REQUIREMENT = Without omitting anything, return the records precisely as given.

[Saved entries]

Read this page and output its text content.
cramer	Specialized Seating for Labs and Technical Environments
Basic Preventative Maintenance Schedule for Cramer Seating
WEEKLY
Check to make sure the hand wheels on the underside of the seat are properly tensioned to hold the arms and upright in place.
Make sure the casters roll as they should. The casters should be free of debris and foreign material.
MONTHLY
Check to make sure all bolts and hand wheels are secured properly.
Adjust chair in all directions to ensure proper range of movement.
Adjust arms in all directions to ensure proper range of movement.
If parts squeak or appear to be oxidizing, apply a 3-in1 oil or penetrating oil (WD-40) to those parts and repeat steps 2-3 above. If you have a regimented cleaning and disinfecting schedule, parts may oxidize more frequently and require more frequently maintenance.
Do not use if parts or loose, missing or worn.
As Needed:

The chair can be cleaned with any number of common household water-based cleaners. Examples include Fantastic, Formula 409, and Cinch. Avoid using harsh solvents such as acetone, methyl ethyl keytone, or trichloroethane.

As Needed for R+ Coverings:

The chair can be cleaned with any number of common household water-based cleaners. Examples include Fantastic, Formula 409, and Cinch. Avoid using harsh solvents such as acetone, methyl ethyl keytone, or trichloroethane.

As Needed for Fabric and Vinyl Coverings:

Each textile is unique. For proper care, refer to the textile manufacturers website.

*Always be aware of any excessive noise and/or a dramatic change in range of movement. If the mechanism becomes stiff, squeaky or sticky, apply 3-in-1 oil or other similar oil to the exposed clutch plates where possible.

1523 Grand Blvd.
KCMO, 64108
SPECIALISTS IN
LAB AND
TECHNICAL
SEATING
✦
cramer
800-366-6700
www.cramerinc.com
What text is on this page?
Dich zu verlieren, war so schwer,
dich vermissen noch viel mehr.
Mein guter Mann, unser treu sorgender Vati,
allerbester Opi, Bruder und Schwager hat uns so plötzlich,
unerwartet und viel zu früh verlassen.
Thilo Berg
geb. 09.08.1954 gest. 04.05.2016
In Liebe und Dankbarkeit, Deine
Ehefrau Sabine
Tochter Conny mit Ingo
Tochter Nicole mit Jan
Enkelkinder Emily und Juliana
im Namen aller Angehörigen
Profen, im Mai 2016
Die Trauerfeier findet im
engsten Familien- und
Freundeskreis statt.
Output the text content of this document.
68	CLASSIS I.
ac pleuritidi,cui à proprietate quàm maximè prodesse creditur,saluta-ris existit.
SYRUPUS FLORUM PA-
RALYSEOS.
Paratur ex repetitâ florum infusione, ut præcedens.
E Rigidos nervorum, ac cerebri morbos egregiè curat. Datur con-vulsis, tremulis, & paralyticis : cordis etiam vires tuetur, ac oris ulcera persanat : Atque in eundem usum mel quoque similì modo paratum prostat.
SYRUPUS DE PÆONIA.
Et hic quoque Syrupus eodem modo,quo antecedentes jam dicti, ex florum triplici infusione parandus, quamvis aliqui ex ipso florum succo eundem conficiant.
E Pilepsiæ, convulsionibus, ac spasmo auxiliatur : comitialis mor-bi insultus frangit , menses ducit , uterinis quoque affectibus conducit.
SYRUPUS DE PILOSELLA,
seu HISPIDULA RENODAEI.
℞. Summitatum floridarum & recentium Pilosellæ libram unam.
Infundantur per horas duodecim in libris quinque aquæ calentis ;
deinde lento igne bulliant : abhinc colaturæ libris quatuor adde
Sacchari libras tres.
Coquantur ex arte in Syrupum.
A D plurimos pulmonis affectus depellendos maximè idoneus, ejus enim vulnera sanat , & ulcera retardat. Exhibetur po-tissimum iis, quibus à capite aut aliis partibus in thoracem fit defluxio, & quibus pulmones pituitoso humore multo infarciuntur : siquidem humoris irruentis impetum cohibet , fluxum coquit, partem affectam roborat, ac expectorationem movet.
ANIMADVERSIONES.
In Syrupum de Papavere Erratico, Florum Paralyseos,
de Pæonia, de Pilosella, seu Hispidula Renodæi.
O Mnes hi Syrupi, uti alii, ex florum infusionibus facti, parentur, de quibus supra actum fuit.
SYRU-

EXPECTED ANSWER =
Read this page and output its text content.
cramer	Specialized Seating for Labs and Technical Environments
Basic Preventative Maintenance Schedule for Cramer Seating
WEEKLY
Check to make sure the hand wheels on the underside of the seat are properly tensioned to hold the arms and upright in place.
Make sure the casters roll as they should. The casters should be free of debris and foreign material.
MONTHLY
Check to make sure all bolts and hand wheels are secured properly.
Adjust chair in all directions to ensure proper range of movement.
Adjust arms in all directions to ensure proper range of movement.
If parts squeak or appear to be oxidizing, apply a 3-in1 oil or penetrating oil (WD-40) to those parts and repeat steps 2-3 above. If you have a regimented cleaning and disinfecting schedule, parts may oxidize more frequently and require more frequently maintenance.
Do not use if parts or loose, missing or worn.
As Needed:

The chair can be cleaned with any number of common household water-based cleaners. Examples include Fantastic, Formula 409, and Cinch. Avoid using harsh solvents such as acetone, methyl ethyl keytone, or trichloroethane.

As Needed for R+ Coverings:

The chair can be cleaned with any number of common household water-based cleaners. Examples include Fantastic, Formula 409, and Cinch. Avoid using harsh solvents such as acetone, methyl ethyl keytone, or trichloroethane.

As Needed for Fabric and Vinyl Coverings:

Each textile is unique. For proper care, refer to the textile manufacturers website.

*Always be aware of any excessive noise and/or a dramatic change in range of movement. If the mechanism becomes stiff, squeaky or sticky, apply 3-in-1 oil or other similar oil to the exposed clutch plates where possible.

1523 Grand Blvd.
KCMO, 64108
SPECIALISTS IN
LAB AND
TECHNICAL
SEATING
✦
cramer
800-366-6700
www.cramerinc.com
What text is on this page?
Dich zu verlieren, war so schwer,
dich vermissen noch viel mehr.
Mein guter Mann, unser treu sorgender Vati,
allerbester Opi, Bruder und Schwager hat uns so plötzlich,
unerwartet und viel zu früh verlassen.
Thilo Berg
geb. 09.08.1954 gest. 04.05.2016
In Liebe und Dankbarkeit, Deine
Ehefrau Sabine
Tochter Conny mit Ingo
Tochter Nicole mit Jan
Enkelkinder Emily und Juliana
im Namen aller Angehörigen
Profen, im Mai 2016
Die Trauerfeier findet im
engsten Familien- und
Freundeskreis statt.
Output the text content of this document.
68	CLASSIS I.
ac pleuritidi,cui à proprietate quàm maximè prodesse creditur,saluta-ris existit.
SYRUPUS FLORUM PA-
RALYSEOS.
Paratur ex repetitâ florum infusione, ut præcedens.
E Rigidos nervorum, ac cerebri morbos egregiè curat. Datur con-vulsis, tremulis, & paralyticis : cordis etiam vires tuetur, ac oris ulcera persanat : Atque in eundem usum mel quoque similì modo paratum prostat.
SYRUPUS DE PÆONIA.
Et hic quoque Syrupus eodem modo,quo antecedentes jam dicti, ex florum triplici infusione parandus, quamvis aliqui ex ipso florum succo eundem conficiant.
E Pilepsiæ, convulsionibus, ac spasmo auxiliatur : comitialis mor-bi insultus frangit , menses ducit , uterinis quoque affectibus conducit.
SYRUPUS DE PILOSELLA,
seu HISPIDULA RENODAEI.
℞. Summitatum floridarum & recentium Pilosellæ libram unam.
Infundantur per horas duodecim in libris quinque aquæ calentis ;
deinde lento igne bulliant : abhinc colaturæ libris quatuor adde
Sacchari libras tres.
Coquantur ex arte in Syrupum.
A D plurimos pulmonis affectus depellendos maximè idoneus, ejus enim vulnera sanat , & ulcera retardat. Exhibetur po-tissimum iis, quibus à capite aut aliis partibus in thoracem fit defluxio, & quibus pulmones pituitoso humore multo infarciuntur : siquidem humoris irruentis impetum cohibet , fluxum coquit, partem affectam roborat, ac expectorationem movet.
ANIMADVERSIONES.
In Syrupum de Papavere Erratico, Florum Paralyseos,
de Pæonia, de Pilosella, seu Hispidula Renodæi.
O Mnes hi Syrupi, uti alii, ex florum infusionibus facti, parentur, de quibus supra actum fuit.
SYRU-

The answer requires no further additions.